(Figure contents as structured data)
(begin)
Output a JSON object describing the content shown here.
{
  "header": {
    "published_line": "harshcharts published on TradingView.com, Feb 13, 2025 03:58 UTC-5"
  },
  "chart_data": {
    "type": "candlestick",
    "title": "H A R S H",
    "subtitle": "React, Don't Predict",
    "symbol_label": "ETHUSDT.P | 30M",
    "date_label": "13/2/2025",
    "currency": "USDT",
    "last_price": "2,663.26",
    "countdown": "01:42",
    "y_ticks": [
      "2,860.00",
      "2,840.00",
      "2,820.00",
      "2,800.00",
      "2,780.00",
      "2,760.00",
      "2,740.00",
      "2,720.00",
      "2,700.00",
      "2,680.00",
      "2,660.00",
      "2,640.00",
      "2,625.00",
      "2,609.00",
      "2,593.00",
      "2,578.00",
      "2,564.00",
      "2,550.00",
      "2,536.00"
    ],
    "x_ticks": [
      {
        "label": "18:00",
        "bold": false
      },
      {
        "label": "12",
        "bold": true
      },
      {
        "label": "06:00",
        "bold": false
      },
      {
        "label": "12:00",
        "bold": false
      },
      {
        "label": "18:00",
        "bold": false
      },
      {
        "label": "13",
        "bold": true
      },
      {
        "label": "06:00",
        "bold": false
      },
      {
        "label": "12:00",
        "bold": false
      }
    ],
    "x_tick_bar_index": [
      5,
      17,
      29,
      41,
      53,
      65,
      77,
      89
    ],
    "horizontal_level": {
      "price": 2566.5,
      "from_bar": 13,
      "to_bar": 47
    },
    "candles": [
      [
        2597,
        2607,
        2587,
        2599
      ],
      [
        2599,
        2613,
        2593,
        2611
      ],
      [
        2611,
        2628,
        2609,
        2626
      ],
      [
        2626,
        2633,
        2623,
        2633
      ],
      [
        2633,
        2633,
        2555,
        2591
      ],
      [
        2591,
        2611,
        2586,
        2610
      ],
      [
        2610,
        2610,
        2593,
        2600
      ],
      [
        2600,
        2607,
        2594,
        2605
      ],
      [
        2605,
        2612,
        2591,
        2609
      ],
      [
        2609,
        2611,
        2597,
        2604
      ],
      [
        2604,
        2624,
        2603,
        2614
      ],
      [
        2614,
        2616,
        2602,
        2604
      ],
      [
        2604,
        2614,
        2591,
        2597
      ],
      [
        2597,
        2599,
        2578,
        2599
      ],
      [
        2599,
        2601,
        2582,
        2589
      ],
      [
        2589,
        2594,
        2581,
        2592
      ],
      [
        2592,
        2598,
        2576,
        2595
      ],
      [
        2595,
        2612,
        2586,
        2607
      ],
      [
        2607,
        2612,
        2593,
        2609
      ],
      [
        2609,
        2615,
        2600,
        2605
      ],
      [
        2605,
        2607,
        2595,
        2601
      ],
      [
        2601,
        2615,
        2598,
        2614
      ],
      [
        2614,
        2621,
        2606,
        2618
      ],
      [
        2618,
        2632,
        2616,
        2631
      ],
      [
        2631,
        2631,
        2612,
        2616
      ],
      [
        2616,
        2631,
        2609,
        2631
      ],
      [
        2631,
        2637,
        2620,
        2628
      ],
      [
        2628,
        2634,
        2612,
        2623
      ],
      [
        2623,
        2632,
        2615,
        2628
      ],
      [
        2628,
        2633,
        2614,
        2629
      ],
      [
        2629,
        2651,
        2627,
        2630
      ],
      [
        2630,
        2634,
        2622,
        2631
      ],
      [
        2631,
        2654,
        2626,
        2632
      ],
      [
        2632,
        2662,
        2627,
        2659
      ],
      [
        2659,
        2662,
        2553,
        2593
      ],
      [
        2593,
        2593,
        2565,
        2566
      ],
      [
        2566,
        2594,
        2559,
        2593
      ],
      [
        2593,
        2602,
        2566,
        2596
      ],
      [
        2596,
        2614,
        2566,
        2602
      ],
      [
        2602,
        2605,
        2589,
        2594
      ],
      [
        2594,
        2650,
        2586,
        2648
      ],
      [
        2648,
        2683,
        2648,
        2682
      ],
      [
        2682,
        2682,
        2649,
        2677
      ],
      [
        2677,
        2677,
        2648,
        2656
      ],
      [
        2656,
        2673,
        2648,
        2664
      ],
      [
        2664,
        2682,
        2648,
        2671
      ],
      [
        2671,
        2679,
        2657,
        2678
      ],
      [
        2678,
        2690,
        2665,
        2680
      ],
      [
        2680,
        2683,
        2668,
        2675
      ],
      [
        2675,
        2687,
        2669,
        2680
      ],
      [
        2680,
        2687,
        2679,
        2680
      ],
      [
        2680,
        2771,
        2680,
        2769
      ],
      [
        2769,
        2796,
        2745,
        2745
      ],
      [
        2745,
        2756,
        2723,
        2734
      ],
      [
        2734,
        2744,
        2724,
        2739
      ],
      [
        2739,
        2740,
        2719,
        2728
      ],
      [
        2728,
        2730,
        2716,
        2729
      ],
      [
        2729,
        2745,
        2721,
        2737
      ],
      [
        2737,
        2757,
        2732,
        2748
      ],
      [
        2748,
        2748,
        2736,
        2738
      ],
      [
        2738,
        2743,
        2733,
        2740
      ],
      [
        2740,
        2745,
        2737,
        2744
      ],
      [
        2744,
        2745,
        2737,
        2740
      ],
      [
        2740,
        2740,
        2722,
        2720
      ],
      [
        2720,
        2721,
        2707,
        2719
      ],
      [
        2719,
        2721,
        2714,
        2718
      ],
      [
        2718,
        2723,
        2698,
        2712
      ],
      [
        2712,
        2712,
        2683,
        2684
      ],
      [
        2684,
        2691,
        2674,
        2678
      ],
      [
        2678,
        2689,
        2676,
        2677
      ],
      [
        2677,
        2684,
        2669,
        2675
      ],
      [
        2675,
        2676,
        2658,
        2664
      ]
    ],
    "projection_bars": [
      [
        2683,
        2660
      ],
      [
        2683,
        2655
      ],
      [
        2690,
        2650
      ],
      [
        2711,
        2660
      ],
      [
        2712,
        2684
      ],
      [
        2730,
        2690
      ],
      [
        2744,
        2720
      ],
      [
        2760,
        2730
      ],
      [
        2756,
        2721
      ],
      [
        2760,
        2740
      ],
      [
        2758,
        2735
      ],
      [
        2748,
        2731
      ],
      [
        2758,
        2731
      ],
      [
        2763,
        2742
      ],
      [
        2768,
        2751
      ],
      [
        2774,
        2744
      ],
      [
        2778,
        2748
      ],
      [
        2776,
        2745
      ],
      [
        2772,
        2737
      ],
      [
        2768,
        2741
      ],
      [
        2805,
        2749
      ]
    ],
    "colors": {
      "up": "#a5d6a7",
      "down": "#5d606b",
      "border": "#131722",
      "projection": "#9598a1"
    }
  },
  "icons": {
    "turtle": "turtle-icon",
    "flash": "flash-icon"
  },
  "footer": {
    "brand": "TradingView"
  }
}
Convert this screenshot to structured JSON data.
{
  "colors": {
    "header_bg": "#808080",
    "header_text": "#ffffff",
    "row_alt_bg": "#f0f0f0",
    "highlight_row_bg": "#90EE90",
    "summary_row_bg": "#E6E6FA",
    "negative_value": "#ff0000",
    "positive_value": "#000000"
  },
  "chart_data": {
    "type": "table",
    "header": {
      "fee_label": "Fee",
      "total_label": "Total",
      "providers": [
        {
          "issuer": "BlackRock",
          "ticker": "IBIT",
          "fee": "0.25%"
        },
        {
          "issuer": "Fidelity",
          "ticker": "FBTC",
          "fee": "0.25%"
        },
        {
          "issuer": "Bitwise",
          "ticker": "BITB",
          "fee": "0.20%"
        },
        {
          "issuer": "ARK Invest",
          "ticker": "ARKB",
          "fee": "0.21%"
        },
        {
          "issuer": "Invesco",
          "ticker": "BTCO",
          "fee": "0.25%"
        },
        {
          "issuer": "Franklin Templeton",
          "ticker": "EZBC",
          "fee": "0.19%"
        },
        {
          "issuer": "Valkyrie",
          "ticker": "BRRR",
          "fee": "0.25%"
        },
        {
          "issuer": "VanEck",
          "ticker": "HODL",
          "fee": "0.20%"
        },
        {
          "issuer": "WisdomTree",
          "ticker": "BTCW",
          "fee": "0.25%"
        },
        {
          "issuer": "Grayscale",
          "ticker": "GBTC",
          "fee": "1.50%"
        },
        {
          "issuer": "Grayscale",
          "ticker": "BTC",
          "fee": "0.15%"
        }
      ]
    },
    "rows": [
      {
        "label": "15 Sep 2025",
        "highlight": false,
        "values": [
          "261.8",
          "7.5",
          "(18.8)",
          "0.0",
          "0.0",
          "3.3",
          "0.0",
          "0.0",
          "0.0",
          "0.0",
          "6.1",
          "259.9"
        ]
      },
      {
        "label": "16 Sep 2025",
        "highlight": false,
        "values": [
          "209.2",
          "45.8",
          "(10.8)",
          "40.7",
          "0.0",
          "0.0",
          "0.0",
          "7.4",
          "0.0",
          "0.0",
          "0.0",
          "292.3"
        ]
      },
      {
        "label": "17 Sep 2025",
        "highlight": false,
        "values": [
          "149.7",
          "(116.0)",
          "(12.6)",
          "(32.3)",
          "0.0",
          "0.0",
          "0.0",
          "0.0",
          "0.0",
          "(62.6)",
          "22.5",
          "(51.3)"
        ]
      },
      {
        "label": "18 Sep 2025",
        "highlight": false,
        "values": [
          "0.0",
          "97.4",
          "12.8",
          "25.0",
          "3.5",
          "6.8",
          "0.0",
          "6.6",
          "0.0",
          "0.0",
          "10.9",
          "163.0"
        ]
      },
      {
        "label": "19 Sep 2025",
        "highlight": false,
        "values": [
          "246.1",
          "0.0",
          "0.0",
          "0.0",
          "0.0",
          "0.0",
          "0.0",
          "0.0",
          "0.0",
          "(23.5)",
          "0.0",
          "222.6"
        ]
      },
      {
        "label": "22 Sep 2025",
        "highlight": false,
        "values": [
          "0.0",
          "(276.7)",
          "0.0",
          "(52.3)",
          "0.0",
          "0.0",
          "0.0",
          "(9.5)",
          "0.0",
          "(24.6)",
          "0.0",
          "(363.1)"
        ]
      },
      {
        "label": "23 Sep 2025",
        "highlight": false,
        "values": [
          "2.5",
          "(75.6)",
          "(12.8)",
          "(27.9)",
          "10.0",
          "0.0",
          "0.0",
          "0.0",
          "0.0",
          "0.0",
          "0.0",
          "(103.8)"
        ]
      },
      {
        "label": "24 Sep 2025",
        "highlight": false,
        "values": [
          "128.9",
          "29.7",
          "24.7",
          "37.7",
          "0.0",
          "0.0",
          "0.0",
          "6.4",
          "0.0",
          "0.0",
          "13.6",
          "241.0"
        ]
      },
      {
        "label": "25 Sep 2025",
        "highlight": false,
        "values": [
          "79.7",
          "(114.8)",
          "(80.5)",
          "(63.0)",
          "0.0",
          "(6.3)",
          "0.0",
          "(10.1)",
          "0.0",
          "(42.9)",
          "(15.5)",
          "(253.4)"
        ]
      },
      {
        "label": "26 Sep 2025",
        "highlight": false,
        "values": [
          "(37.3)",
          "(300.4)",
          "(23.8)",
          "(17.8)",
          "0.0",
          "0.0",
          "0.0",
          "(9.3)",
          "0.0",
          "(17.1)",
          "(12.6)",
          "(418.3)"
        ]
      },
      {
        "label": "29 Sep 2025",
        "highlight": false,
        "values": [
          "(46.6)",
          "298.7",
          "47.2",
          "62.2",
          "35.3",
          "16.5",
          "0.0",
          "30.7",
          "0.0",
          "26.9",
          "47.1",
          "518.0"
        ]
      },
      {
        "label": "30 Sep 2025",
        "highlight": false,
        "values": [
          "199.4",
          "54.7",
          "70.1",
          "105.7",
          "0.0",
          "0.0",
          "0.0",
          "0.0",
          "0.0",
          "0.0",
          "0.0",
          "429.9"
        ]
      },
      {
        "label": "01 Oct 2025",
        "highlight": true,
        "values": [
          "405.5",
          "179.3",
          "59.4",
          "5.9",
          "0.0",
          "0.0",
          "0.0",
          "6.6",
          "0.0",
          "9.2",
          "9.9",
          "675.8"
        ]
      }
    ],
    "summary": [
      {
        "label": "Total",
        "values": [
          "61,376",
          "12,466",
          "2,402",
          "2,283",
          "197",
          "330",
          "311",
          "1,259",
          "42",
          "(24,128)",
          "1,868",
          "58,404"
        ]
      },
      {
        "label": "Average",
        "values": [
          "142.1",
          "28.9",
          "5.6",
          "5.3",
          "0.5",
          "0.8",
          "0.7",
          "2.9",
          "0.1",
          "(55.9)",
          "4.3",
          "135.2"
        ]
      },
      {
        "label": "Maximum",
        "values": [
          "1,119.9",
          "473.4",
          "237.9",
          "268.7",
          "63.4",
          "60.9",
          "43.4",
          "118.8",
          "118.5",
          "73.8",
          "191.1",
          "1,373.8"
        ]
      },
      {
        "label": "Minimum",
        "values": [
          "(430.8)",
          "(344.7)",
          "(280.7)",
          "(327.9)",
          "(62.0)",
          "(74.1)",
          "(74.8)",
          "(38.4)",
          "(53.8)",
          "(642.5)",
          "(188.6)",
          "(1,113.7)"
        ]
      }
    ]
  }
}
(end)
REQUIREMENTS – Copy out every line that includes the word "JSON".

SOLUTION FOR THIS TASK –
Output a JSON object describing the content shown here.
Convert this screenshot to structured JSON data.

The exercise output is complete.